--- start of Exercise inputs ---

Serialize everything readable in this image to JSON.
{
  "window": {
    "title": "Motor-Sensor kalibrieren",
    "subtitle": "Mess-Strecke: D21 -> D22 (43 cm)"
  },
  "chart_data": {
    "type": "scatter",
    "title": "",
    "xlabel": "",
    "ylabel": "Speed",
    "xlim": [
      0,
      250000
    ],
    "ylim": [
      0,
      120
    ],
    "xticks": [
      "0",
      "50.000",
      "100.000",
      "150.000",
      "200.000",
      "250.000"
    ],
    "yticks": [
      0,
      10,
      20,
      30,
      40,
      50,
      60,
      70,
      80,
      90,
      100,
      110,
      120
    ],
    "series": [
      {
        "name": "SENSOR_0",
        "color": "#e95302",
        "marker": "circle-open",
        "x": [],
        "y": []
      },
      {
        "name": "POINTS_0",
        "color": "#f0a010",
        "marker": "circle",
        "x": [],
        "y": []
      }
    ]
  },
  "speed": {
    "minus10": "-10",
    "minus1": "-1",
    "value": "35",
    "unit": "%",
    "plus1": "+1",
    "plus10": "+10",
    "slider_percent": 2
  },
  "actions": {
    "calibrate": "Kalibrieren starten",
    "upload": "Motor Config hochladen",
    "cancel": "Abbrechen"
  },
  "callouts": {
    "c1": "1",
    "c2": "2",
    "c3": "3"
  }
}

--- end of Exercise inputs ---

Restate the listing in full, word for word.

Serialize everything readable in this image to JSON.
{
  "window": {
    "title": "Motor-Sensor kalibrieren",
    "subtitle": "Mess-Strecke: D21 -> D22 (43 cm)"
  },
  "chart_data": {
    "type": "scatter",
    "title": "",
    "xlabel": "",
    "ylabel": "Speed",
    "xlim": [
      0,
      250000
    ],
    "ylim": [
      0,
      120
    ],
    "xticks": [
      "0",
      "50.000",
      "100.000",
      "150.000",
      "200.000",
      "250.000"
    ],
    "yticks": [
      0,
      10,
      20,
      30,
      40,
      50,
      60,
      70,
      80,
      90,
      100,
      110,
      120
    ],
    "series": [
      {
        "name": "SENSOR_0",
        "color": "#e95302",
        "marker": "circle-open",
        "x": [],
        "y": []
      },
      {
        "name": "POINTS_0",
        "color": "#f0a010",
        "marker": "circle",
        "x": [],
        "y": []
      }
    ]
  },
  "speed": {
    "minus10": "-10",
    "minus1": "-1",
    "value": "35",
    "unit": "%",
    "plus1": "+1",
    "plus10": "+10",
    "slider_percent": 2
  },
  "actions": {
    "calibrate": "Kalibrieren starten",
    "upload": "Motor Config hochladen",
    "cancel": "Abbrechen"
  },
  "callouts": {
    "c1": "1",
    "c2": "2",
    "c3": "3"
  }
}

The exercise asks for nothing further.